• [Assigned task]: Lines containing the word "Gluten" are to be copied from the data below.

• [Collection entries]:

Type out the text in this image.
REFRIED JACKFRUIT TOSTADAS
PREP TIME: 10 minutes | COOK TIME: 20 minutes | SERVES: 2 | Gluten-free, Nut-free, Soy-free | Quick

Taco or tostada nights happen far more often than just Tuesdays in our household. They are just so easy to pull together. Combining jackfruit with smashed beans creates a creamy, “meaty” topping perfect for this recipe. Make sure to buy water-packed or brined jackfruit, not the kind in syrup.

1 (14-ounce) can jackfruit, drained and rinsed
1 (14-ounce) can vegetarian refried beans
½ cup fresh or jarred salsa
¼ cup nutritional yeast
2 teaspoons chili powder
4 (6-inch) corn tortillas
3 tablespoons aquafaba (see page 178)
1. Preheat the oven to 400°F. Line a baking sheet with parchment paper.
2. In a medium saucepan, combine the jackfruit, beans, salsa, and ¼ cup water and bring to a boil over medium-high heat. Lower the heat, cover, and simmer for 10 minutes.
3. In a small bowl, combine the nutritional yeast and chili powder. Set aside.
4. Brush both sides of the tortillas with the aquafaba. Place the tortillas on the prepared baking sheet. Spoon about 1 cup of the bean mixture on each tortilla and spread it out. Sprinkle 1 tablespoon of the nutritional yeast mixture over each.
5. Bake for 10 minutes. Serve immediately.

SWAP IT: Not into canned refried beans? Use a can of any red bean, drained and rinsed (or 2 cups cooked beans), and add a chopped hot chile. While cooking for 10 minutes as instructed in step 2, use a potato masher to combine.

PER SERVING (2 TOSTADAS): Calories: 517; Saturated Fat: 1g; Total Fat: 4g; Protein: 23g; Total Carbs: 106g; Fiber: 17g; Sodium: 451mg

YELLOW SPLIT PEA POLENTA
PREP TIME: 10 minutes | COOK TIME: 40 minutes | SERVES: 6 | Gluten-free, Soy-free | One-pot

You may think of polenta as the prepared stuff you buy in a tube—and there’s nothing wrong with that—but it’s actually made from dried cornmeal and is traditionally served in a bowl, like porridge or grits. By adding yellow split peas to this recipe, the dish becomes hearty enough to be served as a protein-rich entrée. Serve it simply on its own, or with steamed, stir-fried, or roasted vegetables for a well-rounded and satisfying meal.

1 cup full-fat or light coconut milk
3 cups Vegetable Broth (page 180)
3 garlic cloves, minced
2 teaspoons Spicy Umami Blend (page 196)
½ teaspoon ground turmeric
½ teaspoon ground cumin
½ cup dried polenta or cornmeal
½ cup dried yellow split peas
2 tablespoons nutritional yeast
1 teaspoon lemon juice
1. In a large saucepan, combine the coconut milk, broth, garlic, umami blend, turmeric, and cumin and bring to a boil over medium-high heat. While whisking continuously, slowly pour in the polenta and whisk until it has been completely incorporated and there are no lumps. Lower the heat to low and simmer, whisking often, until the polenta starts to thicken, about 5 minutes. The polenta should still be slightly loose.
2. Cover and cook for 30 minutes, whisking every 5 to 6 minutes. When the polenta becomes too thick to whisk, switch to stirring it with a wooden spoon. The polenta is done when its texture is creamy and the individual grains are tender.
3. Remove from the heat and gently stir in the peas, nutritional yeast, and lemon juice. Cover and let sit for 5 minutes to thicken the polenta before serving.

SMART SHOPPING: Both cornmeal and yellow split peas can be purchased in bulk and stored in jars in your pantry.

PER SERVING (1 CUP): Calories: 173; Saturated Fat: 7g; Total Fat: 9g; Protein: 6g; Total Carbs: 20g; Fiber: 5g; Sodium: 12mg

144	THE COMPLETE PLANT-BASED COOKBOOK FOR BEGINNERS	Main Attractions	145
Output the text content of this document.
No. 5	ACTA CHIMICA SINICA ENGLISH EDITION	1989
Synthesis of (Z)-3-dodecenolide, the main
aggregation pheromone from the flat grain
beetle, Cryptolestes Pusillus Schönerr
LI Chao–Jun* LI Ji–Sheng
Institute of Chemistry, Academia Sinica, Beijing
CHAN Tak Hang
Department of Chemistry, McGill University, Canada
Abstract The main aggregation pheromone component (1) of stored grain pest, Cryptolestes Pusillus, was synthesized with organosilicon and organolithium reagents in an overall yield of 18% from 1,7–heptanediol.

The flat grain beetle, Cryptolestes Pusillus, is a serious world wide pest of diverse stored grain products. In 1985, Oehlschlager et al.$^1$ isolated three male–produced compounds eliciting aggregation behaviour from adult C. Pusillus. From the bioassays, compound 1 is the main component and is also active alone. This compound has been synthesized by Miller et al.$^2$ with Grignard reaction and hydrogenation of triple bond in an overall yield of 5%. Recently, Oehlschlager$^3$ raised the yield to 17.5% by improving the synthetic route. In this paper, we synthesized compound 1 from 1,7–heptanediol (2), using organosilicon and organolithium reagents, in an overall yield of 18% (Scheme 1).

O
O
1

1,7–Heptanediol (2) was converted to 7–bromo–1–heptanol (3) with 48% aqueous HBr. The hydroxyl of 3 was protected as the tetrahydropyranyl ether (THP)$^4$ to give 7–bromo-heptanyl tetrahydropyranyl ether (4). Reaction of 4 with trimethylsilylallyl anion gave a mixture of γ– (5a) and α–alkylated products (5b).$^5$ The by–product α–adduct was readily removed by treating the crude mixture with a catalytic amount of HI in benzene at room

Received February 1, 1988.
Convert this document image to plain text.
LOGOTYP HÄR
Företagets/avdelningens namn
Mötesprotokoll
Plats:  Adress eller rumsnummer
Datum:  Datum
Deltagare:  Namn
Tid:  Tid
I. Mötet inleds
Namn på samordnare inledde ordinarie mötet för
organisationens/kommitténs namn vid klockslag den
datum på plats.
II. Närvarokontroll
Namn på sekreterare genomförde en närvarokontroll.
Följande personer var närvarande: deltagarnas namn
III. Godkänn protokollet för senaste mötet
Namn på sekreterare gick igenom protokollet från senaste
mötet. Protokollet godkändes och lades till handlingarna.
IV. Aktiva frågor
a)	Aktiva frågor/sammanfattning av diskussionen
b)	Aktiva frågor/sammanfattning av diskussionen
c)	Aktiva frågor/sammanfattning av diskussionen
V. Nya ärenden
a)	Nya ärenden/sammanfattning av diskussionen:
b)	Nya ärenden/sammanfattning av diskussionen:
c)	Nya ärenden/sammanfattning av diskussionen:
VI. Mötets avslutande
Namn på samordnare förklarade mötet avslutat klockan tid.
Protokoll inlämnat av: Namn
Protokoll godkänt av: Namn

• [Expected output]:
PREP TIME: 10 minutes | COOK TIME: 20 minutes | SERVES: 2 | Gluten-free, Nut-free, Soy-free | Quick
PREP TIME: 10 minutes | COOK TIME: 40 minutes | SERVES: 6 | Gluten-free, Soy-free | One-pot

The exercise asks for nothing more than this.